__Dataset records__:
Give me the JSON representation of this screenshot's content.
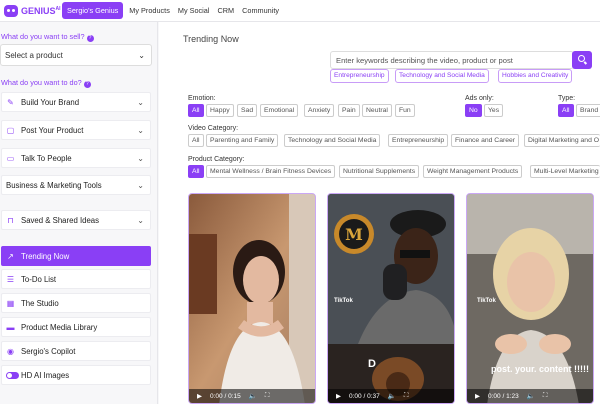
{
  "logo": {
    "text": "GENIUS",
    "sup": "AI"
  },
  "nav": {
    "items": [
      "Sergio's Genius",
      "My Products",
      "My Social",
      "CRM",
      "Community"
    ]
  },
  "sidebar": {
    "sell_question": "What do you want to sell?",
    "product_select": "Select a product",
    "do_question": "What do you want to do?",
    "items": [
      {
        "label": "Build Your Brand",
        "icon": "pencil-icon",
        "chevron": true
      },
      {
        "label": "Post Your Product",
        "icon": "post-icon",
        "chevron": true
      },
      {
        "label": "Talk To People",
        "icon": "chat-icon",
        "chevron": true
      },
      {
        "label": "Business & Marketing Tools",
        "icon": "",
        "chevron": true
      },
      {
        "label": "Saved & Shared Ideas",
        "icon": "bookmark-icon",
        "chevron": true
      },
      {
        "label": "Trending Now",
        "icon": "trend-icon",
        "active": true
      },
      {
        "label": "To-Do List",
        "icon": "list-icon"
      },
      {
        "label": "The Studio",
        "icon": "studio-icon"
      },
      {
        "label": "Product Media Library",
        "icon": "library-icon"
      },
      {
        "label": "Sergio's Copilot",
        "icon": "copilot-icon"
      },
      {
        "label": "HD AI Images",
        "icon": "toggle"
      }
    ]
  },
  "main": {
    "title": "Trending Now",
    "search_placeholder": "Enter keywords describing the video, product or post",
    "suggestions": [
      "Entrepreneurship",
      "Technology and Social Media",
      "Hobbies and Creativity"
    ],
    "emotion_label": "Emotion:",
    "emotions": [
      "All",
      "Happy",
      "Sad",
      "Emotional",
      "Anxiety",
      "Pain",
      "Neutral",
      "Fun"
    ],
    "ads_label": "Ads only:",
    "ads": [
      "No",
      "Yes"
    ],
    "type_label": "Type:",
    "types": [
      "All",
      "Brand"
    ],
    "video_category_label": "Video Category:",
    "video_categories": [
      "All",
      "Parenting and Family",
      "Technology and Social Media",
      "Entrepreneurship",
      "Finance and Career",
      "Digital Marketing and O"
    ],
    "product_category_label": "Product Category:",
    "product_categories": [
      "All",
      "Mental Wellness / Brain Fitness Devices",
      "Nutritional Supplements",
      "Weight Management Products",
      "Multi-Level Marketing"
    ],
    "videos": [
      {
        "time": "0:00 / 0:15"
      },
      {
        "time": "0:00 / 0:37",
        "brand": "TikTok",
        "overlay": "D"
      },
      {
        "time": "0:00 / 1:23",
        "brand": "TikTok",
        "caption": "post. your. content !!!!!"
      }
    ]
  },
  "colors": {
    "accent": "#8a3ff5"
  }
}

__Exercise prompt__:
Transcribe the records word for word and include no pictures.

__Answer in full__:
Give me the JSON representation of this screenshot's content.
{
  "logo": {
    "text": "GENIUS",
    "sup": "AI"
  },
  "nav": {
    "items": [
      "Sergio's Genius",
      "My Products",
      "My Social",
      "CRM",
      "Community"
    ]
  },
  "sidebar": {
    "sell_question": "What do you want to sell?",
    "product_select": "Select a product",
    "do_question": "What do you want to do?",
    "items": [
      {
        "label": "Build Your Brand",
        "icon": "pencil-icon",
        "chevron": true
      },
      {
        "label": "Post Your Product",
        "icon": "post-icon",
        "chevron": true
      },
      {
        "label": "Talk To People",
        "icon": "chat-icon",
        "chevron": true
      },
      {
        "label": "Business & Marketing Tools",
        "icon": "",
        "chevron": true
      },
      {
        "label": "Saved & Shared Ideas",
        "icon": "bookmark-icon",
        "chevron": true
      },
      {
        "label": "Trending Now",
        "icon": "trend-icon",
        "active": true
      },
      {
        "label": "To-Do List",
        "icon": "list-icon"
      },
      {
        "label": "The Studio",
        "icon": "studio-icon"
      },
      {
        "label": "Product Media Library",
        "icon": "library-icon"
      },
      {
        "label": "Sergio's Copilot",
        "icon": "copilot-icon"
      },
      {
        "label": "HD AI Images",
        "icon": "toggle"
      }
    ]
  },
  "main": {
    "title": "Trending Now",
    "search_placeholder": "Enter keywords describing the video, product or post",
    "suggestions": [
      "Entrepreneurship",
      "Technology and Social Media",
      "Hobbies and Creativity"
    ],
    "emotion_label": "Emotion:",
    "emotions": [
      "All",
      "Happy",
      "Sad",
      "Emotional",
      "Anxiety",
      "Pain",
      "Neutral",
      "Fun"
    ],
    "ads_label": "Ads only:",
    "ads": [
      "No",
      "Yes"
    ],
    "type_label": "Type:",
    "types": [
      "All",
      "Brand"
    ],
    "video_category_label": "Video Category:",
    "video_categories": [
      "All",
      "Parenting and Family",
      "Technology and Social Media",
      "Entrepreneurship",
      "Finance and Career",
      "Digital Marketing and O"
    ],
    "product_category_label": "Product Category:",
    "product_categories": [
      "All",
      "Mental Wellness / Brain Fitness Devices",
      "Nutritional Supplements",
      "Weight Management Products",
      "Multi-Level Marketing"
    ],
    "videos": [
      {
        "time": "0:00 / 0:15"
      },
      {
        "time": "0:00 / 0:37",
        "brand": "TikTok",
        "overlay": "D"
      },
      {
        "time": "0:00 / 1:23",
        "brand": "TikTok",
        "caption": "post. your. content !!!!!"
      }
    ]
  },
  "colors": {
    "accent": "#8a3ff5"
  }
}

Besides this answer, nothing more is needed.